(Rows from a dataset)
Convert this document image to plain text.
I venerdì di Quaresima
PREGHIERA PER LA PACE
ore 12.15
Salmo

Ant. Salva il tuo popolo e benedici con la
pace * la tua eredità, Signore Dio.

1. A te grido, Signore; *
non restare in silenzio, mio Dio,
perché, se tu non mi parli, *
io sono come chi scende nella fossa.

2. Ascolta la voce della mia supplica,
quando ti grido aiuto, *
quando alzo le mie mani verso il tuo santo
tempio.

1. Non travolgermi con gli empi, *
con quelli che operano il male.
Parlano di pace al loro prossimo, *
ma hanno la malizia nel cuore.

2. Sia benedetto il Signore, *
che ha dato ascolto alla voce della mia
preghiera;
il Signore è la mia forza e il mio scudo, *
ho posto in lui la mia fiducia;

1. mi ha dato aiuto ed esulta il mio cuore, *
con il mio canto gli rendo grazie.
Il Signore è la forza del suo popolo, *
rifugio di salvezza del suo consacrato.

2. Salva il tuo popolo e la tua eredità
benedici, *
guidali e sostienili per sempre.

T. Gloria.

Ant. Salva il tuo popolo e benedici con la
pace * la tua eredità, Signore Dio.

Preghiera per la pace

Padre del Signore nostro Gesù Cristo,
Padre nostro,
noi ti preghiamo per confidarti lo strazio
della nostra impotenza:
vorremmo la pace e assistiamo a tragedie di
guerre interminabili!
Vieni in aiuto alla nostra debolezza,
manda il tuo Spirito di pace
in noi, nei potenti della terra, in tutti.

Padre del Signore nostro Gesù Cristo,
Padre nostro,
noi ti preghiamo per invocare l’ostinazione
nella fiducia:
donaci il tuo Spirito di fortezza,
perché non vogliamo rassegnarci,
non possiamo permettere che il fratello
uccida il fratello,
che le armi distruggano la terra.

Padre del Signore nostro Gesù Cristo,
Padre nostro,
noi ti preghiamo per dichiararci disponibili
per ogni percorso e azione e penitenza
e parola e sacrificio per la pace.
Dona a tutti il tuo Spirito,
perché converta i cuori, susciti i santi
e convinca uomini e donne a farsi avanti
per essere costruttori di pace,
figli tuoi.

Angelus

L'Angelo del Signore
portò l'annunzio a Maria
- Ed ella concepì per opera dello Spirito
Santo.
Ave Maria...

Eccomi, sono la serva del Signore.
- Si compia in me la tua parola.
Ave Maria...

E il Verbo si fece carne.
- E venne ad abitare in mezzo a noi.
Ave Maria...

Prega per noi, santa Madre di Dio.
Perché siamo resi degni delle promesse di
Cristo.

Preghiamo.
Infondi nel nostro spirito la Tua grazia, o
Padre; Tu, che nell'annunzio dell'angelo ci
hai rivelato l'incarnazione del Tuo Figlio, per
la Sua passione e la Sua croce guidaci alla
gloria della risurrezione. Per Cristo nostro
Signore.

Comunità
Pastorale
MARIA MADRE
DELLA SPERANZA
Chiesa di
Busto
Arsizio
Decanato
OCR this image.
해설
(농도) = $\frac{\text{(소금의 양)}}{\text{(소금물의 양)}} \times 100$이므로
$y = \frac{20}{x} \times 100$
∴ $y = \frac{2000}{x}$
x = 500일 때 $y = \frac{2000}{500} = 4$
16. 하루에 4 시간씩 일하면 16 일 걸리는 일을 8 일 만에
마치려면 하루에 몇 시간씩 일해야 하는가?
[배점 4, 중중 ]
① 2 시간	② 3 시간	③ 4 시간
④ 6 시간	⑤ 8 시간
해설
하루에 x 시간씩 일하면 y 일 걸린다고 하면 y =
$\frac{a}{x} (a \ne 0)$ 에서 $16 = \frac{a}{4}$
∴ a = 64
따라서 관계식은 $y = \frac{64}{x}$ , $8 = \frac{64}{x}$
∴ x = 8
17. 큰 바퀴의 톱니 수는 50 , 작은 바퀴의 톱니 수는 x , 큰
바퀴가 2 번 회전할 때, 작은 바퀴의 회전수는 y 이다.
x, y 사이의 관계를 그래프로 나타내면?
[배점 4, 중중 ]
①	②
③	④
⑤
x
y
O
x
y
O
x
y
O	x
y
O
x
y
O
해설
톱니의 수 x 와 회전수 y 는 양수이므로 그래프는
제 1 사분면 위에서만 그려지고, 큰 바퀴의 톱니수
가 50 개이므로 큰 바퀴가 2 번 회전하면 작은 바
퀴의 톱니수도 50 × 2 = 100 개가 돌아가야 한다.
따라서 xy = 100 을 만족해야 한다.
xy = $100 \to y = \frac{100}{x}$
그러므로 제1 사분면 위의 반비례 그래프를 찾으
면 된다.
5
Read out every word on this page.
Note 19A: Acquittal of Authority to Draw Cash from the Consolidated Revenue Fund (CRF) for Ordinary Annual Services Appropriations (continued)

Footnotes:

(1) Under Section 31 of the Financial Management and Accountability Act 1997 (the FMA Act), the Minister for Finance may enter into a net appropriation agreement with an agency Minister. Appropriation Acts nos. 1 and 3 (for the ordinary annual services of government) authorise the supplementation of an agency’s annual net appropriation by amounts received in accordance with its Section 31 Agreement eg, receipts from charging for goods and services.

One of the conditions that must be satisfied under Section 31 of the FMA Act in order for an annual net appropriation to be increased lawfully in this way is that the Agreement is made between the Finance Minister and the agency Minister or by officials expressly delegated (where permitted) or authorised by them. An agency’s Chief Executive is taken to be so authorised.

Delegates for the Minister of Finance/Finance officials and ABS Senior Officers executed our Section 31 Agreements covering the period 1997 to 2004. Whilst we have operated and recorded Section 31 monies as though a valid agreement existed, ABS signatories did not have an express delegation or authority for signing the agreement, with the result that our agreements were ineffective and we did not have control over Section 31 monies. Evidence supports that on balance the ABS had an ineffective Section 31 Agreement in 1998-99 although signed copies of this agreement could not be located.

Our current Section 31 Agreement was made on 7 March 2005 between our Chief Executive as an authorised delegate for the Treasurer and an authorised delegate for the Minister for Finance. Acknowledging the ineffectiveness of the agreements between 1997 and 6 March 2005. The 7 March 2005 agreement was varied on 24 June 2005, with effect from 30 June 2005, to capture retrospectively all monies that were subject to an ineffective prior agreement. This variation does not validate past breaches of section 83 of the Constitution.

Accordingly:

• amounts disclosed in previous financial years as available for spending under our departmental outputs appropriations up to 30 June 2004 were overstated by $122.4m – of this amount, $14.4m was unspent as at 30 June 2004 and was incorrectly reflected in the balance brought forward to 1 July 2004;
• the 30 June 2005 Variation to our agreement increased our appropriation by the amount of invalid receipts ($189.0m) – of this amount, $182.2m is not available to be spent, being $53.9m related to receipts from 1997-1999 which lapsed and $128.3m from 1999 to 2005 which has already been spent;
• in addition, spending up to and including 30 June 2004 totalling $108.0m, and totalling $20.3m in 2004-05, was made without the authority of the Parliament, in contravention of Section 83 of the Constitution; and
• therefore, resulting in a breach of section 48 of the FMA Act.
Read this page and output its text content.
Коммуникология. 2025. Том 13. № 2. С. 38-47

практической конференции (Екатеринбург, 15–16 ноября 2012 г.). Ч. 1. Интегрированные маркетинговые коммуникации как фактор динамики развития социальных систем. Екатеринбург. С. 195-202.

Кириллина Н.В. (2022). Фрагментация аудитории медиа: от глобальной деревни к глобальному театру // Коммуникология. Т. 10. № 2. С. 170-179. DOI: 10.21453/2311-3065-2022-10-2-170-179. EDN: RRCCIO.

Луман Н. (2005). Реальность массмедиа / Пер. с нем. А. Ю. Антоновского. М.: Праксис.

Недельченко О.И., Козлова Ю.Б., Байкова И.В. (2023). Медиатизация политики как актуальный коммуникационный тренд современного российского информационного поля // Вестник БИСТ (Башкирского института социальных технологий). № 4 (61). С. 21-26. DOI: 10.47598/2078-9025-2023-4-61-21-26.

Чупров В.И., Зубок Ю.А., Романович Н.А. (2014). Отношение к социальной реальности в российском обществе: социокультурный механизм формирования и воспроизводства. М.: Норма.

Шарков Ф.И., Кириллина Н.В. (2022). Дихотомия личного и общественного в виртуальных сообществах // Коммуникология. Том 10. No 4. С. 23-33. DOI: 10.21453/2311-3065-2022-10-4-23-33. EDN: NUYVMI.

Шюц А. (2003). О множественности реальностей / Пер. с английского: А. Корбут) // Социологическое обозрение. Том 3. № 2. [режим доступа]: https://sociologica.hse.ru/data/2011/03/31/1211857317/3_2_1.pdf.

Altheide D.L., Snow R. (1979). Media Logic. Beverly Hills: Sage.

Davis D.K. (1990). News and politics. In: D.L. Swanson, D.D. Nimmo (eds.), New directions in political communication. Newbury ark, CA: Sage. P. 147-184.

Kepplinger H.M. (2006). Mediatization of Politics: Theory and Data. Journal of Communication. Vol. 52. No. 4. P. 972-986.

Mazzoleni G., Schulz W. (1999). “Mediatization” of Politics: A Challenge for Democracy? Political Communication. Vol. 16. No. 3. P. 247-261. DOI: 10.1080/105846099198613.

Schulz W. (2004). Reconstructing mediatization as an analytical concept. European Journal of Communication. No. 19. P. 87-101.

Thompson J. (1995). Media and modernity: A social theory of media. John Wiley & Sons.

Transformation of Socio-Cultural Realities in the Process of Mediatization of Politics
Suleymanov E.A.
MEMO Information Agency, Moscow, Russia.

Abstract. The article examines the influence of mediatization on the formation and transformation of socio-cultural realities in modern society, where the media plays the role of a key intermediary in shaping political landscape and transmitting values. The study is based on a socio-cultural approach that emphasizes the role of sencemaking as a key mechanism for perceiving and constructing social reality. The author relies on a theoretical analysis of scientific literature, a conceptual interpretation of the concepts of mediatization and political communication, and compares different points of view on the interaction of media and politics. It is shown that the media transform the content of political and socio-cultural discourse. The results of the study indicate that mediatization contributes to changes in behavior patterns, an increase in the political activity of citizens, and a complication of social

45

Exercise prompt
Copy out every line in the entries above that holds "cuore".

Solution to this problem
ma hanno la malizia nel cuore.
1. mi ha dato aiuto ed esulta il mio cuore, *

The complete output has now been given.